## Directive:
List the lines of this listing that hold the word "Valientes".

Data entries
⟨

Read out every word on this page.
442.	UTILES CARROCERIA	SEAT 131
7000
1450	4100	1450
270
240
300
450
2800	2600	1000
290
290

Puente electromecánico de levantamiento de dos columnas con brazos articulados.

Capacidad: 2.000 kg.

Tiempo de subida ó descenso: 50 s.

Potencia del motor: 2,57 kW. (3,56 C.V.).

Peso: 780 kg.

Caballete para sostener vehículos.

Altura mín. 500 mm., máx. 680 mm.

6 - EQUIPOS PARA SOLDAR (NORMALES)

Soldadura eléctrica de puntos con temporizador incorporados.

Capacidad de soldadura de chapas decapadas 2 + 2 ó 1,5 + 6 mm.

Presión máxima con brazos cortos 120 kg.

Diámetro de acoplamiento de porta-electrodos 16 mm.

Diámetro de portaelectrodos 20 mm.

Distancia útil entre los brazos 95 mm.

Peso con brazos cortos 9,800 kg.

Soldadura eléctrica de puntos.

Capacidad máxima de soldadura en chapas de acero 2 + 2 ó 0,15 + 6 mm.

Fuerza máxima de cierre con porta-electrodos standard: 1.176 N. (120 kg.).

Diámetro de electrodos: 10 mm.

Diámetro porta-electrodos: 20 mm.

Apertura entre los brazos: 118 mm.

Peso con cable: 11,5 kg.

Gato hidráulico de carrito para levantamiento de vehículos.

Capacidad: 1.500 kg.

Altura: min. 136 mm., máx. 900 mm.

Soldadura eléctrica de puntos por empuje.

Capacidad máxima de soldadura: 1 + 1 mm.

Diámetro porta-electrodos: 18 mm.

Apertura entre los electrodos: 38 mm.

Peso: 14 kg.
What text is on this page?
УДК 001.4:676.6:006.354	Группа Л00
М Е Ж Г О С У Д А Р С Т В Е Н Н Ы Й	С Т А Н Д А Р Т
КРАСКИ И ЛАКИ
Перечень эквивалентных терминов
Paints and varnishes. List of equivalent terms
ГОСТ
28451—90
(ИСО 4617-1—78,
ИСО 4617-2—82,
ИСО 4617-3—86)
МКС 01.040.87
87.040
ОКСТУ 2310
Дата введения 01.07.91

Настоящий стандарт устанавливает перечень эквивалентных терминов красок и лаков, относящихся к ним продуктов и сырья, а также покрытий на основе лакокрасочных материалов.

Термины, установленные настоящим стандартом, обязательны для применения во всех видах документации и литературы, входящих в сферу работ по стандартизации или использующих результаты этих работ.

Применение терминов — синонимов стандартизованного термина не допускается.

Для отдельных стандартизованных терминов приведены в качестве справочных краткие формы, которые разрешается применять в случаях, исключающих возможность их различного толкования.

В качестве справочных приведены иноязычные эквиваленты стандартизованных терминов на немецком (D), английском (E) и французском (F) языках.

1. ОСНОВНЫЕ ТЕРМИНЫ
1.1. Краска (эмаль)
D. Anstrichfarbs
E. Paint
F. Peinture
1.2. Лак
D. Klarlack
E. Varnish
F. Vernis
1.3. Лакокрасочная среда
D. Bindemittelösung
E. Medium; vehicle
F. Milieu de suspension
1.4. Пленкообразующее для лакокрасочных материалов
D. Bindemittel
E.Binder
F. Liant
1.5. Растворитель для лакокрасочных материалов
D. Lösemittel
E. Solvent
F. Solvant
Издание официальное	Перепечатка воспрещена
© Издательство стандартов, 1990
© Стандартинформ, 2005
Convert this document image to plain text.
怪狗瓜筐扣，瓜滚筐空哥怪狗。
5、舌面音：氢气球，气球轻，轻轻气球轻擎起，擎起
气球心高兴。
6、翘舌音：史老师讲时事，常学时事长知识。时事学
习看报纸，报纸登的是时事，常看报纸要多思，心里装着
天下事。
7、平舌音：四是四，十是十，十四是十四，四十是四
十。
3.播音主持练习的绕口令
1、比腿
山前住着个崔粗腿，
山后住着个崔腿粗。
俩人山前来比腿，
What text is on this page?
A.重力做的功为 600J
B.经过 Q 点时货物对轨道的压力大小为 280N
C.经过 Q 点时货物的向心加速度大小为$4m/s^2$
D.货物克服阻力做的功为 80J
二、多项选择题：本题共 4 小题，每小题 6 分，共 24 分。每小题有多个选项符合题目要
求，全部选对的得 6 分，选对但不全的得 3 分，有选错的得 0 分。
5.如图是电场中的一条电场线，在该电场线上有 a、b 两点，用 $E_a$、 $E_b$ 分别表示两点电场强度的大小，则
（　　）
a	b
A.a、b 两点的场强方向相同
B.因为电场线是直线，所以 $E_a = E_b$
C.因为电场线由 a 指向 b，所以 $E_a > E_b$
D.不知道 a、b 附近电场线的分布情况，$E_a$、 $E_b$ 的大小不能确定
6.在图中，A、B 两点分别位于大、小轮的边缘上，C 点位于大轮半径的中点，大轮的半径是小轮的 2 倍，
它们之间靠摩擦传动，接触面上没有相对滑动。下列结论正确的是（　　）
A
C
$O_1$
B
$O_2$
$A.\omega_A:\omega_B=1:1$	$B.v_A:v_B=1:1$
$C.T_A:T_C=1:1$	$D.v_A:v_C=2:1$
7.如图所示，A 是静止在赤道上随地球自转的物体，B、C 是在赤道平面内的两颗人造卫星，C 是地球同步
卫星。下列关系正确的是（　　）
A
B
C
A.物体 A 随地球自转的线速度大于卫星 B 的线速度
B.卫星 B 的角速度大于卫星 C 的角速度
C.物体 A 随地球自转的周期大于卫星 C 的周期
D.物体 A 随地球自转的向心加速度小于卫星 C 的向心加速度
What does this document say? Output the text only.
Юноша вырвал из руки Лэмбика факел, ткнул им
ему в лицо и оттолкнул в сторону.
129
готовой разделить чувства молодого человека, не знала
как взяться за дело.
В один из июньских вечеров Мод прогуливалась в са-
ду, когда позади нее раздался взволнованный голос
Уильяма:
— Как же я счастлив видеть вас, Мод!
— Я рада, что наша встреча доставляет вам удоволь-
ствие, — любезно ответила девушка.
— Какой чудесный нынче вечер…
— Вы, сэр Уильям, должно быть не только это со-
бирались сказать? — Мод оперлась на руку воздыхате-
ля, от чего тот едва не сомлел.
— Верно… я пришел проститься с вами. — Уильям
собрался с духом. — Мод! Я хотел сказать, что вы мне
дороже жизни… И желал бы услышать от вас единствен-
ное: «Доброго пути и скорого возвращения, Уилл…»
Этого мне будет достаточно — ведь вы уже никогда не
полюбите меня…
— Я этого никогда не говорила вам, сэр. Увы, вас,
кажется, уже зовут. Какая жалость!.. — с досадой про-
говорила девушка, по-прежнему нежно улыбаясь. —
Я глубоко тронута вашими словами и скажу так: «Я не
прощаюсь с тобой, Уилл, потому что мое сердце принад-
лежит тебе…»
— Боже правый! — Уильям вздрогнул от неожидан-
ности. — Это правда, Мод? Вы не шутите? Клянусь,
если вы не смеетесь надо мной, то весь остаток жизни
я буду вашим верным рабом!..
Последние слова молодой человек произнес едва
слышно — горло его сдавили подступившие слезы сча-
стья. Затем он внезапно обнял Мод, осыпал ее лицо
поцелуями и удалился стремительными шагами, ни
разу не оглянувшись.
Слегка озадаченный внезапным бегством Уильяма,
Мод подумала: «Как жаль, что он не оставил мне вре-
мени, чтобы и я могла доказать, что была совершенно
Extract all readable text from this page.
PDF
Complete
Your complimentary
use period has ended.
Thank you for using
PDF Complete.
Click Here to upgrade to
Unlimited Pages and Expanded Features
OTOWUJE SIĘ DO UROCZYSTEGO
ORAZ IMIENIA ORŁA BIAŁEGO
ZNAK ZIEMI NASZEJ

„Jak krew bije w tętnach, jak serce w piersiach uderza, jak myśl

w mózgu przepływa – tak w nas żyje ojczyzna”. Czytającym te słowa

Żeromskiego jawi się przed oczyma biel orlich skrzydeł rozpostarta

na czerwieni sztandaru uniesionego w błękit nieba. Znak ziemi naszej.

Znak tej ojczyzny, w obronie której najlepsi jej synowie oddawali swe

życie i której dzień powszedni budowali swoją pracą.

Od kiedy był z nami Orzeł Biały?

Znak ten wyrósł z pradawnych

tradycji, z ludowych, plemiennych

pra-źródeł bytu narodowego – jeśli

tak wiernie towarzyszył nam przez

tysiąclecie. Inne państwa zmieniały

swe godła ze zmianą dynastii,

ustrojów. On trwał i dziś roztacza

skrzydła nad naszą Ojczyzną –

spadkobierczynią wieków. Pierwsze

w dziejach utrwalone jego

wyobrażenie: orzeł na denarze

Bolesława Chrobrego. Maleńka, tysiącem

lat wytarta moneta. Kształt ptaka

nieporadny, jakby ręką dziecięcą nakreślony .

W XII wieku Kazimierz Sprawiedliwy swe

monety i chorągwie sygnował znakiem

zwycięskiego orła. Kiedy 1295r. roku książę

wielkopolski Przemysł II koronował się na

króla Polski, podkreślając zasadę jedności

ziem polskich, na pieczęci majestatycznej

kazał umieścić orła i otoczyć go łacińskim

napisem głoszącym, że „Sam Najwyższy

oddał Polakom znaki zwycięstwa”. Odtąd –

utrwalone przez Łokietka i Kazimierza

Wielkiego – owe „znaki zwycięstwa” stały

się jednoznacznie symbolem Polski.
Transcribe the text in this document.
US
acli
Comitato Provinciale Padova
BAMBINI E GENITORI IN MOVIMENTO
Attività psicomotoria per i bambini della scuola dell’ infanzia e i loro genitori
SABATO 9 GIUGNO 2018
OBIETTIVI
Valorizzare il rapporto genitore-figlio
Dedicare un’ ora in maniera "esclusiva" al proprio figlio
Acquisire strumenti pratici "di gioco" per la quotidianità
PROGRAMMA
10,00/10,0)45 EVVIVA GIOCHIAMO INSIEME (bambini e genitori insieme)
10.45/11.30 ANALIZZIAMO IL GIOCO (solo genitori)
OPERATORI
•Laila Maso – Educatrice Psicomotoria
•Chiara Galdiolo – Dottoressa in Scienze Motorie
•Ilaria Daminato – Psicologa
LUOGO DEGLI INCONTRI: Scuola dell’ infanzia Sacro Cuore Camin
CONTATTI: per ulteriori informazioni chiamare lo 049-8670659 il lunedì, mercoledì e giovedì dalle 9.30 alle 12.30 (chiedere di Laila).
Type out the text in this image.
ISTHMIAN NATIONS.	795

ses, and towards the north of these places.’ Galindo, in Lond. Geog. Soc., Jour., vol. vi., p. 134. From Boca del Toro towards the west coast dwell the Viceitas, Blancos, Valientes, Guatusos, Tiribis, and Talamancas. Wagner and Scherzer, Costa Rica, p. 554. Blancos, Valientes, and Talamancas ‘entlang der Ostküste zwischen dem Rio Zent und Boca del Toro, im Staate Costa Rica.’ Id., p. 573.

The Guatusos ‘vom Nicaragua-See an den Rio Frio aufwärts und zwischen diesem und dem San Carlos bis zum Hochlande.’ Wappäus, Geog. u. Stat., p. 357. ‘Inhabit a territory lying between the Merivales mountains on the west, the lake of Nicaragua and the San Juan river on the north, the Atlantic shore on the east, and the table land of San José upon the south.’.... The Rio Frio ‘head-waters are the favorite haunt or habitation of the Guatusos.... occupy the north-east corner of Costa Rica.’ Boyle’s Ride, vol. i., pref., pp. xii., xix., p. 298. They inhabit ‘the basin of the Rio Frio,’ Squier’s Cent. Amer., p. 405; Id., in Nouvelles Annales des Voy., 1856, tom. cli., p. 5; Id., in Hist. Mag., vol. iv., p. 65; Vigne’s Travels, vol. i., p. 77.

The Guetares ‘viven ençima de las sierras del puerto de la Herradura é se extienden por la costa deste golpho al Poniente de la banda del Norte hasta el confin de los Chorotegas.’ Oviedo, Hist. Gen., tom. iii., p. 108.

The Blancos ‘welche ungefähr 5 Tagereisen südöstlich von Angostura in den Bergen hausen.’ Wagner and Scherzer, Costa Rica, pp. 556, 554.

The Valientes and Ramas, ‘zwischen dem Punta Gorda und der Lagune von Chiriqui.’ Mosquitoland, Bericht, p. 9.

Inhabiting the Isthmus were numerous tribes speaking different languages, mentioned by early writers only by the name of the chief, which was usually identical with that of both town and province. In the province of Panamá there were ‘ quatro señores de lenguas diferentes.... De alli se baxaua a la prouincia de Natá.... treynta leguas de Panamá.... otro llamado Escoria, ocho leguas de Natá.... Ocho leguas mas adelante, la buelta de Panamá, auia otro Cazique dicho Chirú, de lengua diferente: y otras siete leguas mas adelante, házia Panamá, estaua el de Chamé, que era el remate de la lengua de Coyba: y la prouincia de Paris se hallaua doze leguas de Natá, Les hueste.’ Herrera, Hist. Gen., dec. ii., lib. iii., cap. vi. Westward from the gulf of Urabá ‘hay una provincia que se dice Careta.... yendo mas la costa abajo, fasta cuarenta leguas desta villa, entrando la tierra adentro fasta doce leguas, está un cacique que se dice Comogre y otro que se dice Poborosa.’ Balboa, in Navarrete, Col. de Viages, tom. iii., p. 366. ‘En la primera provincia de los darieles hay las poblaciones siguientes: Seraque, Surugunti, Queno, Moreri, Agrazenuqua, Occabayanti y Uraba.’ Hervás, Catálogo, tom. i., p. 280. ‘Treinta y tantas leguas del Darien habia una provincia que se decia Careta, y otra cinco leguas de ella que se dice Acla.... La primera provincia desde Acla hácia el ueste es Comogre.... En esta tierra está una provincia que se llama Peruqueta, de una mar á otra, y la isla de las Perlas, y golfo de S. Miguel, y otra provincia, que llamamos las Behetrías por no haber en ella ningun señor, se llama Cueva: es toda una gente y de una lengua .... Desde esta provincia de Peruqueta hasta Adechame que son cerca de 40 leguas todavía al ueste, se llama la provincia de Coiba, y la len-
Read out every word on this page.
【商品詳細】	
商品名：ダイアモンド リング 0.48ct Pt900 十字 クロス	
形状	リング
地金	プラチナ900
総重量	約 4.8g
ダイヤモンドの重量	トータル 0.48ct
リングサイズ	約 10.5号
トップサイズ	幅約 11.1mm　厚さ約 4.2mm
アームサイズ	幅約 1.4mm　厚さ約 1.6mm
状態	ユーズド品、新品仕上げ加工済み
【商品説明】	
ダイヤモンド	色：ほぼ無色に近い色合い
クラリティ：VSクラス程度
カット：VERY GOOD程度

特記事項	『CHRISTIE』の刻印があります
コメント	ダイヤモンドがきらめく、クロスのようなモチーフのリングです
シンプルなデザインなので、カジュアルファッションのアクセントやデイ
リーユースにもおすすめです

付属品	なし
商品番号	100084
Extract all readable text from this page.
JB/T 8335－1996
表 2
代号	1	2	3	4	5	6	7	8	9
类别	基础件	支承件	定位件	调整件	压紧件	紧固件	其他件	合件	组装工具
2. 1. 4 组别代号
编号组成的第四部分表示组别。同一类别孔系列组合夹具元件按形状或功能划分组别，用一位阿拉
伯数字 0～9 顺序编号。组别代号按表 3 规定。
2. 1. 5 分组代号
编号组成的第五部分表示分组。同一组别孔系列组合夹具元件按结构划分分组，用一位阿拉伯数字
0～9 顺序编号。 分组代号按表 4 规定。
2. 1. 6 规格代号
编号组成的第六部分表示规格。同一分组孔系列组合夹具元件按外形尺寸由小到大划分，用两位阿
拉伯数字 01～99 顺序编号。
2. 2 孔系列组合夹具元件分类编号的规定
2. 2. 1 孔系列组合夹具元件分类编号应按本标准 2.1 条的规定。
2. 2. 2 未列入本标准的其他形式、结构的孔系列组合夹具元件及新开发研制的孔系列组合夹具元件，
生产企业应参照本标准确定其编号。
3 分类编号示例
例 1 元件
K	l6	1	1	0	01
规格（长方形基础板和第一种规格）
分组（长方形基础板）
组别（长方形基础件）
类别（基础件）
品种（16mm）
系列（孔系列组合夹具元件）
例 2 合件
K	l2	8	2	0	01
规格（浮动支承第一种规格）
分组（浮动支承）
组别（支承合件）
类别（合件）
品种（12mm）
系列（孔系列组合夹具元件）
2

⟩

## Correct answer:
ses, and towards the north of these places.’ Galindo, in Lond. Geog. Soc., Jour., vol. vi., p. 134. From Boca del Toro towards the west coast dwell the Viceitas, Blancos, Valientes, Guatusos, Tiribis, and Talamancas. Wagner and Scherzer, Costa Rica, p. 554. Blancos, Valientes, and Talamancas ‘entlang der Ostküste zwischen dem Rio Zent und Boca del Toro, im Staate Costa Rica.’ Id., p. 573.
The Valientes and Ramas, ‘zwischen dem Punta Gorda und der Lagune von Chiriqui.’ Mosquitoland, Bericht, p. 9.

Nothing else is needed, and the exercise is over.